• **AIM**
State only the number of lines that include "Gray".
━━━━━━
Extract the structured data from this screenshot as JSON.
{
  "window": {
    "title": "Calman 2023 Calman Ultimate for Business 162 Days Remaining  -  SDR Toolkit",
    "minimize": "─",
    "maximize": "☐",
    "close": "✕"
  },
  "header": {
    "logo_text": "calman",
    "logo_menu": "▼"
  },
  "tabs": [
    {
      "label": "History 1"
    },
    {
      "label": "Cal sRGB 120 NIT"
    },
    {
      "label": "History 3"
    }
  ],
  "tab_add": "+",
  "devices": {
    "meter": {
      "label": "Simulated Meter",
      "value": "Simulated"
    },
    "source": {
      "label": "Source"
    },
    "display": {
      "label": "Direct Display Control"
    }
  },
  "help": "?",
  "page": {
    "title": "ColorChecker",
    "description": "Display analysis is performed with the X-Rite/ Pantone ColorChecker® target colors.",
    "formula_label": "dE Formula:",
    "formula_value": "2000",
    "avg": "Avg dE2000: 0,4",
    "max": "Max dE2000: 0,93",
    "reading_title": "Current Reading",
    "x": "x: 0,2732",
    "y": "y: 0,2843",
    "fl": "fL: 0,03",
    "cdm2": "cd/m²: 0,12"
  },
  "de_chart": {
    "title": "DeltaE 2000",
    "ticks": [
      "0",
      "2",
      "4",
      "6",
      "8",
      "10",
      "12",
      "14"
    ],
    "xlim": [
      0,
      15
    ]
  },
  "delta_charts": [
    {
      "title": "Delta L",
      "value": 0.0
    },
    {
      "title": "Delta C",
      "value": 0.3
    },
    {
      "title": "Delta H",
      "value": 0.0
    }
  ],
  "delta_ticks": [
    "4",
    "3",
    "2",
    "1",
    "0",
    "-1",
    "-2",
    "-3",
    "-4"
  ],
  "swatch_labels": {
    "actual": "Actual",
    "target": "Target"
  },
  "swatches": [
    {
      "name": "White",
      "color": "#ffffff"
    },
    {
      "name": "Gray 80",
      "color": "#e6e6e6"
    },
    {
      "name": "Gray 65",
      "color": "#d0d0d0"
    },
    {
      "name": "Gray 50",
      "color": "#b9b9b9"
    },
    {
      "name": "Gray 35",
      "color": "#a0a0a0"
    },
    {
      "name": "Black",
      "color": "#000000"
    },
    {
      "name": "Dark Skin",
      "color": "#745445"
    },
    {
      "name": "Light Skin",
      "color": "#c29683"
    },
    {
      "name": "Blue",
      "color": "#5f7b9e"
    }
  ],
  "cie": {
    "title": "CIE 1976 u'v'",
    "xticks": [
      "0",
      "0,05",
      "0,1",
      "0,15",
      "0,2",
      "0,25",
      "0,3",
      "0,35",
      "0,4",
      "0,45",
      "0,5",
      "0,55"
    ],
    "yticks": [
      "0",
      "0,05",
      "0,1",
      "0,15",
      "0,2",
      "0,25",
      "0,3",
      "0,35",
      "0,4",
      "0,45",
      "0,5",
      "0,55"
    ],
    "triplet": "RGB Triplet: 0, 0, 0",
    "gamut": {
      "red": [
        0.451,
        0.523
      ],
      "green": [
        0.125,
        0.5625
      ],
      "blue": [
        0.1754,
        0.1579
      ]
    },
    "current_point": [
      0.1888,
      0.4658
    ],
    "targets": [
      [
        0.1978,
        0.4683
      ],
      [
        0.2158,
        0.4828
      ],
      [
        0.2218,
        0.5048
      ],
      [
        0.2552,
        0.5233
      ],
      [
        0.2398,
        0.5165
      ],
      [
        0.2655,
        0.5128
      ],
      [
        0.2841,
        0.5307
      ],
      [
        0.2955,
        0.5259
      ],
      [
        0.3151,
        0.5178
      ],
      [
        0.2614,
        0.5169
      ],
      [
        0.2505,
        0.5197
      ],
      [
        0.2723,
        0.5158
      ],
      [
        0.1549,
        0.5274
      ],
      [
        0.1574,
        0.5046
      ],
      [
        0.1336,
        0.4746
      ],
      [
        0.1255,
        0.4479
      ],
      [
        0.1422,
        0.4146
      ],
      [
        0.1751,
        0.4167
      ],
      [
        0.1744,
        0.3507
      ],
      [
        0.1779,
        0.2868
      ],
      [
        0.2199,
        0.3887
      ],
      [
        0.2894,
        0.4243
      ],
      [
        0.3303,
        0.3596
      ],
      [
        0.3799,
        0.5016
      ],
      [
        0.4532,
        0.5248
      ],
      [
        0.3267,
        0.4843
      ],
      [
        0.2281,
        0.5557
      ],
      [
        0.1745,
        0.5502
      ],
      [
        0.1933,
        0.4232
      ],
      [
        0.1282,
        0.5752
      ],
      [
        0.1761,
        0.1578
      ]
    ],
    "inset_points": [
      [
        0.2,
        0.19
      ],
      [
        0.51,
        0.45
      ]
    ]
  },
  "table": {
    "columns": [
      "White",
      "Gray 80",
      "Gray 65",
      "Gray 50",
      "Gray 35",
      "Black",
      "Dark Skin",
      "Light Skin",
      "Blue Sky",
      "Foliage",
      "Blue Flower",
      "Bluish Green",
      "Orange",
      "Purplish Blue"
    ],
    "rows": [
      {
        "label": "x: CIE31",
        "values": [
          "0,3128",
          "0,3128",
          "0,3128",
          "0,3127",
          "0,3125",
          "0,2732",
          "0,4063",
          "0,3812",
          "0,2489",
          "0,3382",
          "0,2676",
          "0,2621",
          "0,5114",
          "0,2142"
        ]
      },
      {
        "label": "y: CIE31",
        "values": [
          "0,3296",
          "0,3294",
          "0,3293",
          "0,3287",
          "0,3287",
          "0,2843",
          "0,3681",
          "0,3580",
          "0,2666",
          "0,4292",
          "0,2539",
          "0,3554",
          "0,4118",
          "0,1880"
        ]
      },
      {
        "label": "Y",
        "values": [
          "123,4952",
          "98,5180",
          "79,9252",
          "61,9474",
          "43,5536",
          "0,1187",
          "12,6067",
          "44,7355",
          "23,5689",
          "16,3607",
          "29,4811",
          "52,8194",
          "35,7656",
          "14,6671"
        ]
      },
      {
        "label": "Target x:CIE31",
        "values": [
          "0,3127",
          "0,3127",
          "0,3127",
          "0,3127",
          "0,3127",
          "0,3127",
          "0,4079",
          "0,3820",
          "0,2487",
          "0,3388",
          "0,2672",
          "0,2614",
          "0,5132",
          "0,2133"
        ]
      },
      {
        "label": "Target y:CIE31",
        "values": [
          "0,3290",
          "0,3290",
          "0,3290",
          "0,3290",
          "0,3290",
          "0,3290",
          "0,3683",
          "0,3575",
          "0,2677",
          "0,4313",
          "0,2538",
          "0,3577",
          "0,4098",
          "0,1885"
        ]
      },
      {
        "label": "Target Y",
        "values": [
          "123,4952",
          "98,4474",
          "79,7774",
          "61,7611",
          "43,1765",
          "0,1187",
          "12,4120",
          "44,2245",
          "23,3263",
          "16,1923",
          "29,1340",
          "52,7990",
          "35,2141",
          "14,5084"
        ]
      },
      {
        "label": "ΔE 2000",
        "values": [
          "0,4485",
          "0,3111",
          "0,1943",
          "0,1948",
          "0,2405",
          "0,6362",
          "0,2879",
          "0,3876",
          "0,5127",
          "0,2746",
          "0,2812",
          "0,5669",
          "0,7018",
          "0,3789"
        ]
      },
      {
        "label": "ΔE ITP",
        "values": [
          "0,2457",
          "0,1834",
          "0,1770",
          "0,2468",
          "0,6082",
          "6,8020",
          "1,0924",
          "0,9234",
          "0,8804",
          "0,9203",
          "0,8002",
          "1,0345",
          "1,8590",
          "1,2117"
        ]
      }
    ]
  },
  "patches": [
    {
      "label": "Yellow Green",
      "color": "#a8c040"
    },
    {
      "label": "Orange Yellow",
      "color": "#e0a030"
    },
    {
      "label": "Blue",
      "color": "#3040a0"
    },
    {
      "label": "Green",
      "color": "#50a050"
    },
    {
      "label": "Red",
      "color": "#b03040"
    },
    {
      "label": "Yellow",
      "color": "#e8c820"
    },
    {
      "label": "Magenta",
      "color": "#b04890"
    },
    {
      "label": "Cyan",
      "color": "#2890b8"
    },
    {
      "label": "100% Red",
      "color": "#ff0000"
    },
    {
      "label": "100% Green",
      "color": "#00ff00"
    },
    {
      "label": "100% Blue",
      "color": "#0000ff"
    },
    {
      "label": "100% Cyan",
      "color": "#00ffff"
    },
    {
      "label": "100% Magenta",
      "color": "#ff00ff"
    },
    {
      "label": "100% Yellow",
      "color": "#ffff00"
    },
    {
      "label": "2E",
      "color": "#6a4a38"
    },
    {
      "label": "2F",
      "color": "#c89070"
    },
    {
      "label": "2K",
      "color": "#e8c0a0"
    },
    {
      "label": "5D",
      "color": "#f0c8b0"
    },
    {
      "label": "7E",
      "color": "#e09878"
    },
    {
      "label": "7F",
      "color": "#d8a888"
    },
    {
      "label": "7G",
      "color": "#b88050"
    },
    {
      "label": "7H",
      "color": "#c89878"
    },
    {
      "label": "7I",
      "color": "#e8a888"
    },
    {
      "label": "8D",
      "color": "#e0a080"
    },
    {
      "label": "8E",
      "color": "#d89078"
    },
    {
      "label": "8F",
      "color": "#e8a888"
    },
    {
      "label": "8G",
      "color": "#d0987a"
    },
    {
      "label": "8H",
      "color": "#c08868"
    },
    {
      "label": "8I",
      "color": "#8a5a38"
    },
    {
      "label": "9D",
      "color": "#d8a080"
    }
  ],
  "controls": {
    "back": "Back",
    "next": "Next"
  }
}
━━━━━━
• **ANSWER TO THIS TASK**
8